**Record excerpts**.
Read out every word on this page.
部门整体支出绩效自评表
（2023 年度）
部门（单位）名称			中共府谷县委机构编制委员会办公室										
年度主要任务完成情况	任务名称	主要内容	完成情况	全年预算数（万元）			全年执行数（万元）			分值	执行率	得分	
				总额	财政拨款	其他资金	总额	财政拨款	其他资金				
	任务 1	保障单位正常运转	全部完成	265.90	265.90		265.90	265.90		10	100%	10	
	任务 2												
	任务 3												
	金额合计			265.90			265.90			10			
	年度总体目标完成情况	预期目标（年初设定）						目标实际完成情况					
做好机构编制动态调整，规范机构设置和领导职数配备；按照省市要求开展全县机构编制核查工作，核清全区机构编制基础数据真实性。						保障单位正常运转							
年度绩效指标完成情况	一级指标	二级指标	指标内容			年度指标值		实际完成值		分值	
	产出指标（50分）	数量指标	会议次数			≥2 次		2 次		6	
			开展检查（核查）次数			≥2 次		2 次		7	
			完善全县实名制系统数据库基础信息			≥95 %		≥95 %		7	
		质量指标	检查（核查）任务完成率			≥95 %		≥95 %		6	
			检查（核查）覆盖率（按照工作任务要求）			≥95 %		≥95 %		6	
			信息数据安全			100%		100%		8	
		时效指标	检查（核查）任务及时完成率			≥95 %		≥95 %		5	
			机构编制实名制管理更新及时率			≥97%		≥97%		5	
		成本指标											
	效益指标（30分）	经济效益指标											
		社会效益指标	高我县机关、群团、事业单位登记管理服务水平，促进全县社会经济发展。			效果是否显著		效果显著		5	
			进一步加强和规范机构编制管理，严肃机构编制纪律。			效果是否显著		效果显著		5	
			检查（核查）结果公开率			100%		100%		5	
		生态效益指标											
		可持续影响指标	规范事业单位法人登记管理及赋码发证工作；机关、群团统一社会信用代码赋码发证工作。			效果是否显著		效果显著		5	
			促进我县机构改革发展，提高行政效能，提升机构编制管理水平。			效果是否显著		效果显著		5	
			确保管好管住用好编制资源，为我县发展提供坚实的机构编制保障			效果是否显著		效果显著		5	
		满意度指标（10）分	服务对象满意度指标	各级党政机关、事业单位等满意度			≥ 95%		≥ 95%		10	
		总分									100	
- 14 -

**Task objective**. Copy each line of the listing in which the word "保障单位正常运转" can be found.

**Written response**.
	任务 1	保障单位正常运转	全部完成	265.90	265.90		265.90	265.90		10	100%	10	
做好机构编制动态调整，规范机构设置和领导职数配备；按照省市要求开展全县机构编制核查工作，核清全区机构编制基础数据真实性。						保障单位正常运转							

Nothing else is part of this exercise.